# Your goal
Give the listing again in full, exactly as written.

>> Begin Material for this exercise

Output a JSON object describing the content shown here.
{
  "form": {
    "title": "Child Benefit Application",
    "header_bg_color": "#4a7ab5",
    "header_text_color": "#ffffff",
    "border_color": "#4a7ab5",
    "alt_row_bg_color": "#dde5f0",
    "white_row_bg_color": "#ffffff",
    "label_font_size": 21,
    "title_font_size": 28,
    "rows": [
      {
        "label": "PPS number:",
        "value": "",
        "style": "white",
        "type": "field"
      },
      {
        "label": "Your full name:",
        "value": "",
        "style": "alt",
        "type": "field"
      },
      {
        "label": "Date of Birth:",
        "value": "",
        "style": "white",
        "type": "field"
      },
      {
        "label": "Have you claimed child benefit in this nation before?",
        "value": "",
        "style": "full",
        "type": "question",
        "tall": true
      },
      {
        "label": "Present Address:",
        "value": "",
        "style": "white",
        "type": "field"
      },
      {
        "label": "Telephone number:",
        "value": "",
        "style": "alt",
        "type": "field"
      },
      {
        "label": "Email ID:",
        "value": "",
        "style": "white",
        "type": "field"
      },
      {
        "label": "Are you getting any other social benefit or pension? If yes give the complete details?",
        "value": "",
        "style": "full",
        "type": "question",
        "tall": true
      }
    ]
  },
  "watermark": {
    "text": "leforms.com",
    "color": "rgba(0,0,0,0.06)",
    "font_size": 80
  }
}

>> End Material for this exercise

# Solution
Output a JSON object describing the content shown here.
{
  "form": {
    "title": "Child Benefit Application",
    "header_bg_color": "#4a7ab5",
    "header_text_color": "#ffffff",
    "border_color": "#4a7ab5",
    "alt_row_bg_color": "#dde5f0",
    "white_row_bg_color": "#ffffff",
    "label_font_size": 21,
    "title_font_size": 28,
    "rows": [
      {
        "label": "PPS number:",
        "value": "",
        "style": "white",
        "type": "field"
      },
      {
        "label": "Your full name:",
        "value": "",
        "style": "alt",
        "type": "field"
      },
      {
        "label": "Date of Birth:",
        "value": "",
        "style": "white",
        "type": "field"
      },
      {
        "label": "Have you claimed child benefit in this nation before?",
        "value": "",
        "style": "full",
        "type": "question",
        "tall": true
      },
      {
        "label": "Present Address:",
        "value": "",
        "style": "white",
        "type": "field"
      },
      {
        "label": "Telephone number:",
        "value": "",
        "style": "alt",
        "type": "field"
      },
      {
        "label": "Email ID:",
        "value": "",
        "style": "white",
        "type": "field"
      },
      {
        "label": "Are you getting any other social benefit or pension? If yes give the complete details?",
        "value": "",
        "style": "full",
        "type": "question",
        "tall": true
      }
    ]
  },
  "watermark": {
    "text": "leforms.com",
    "color": "rgba(0,0,0,0.06)",
    "font_size": 80
  }
}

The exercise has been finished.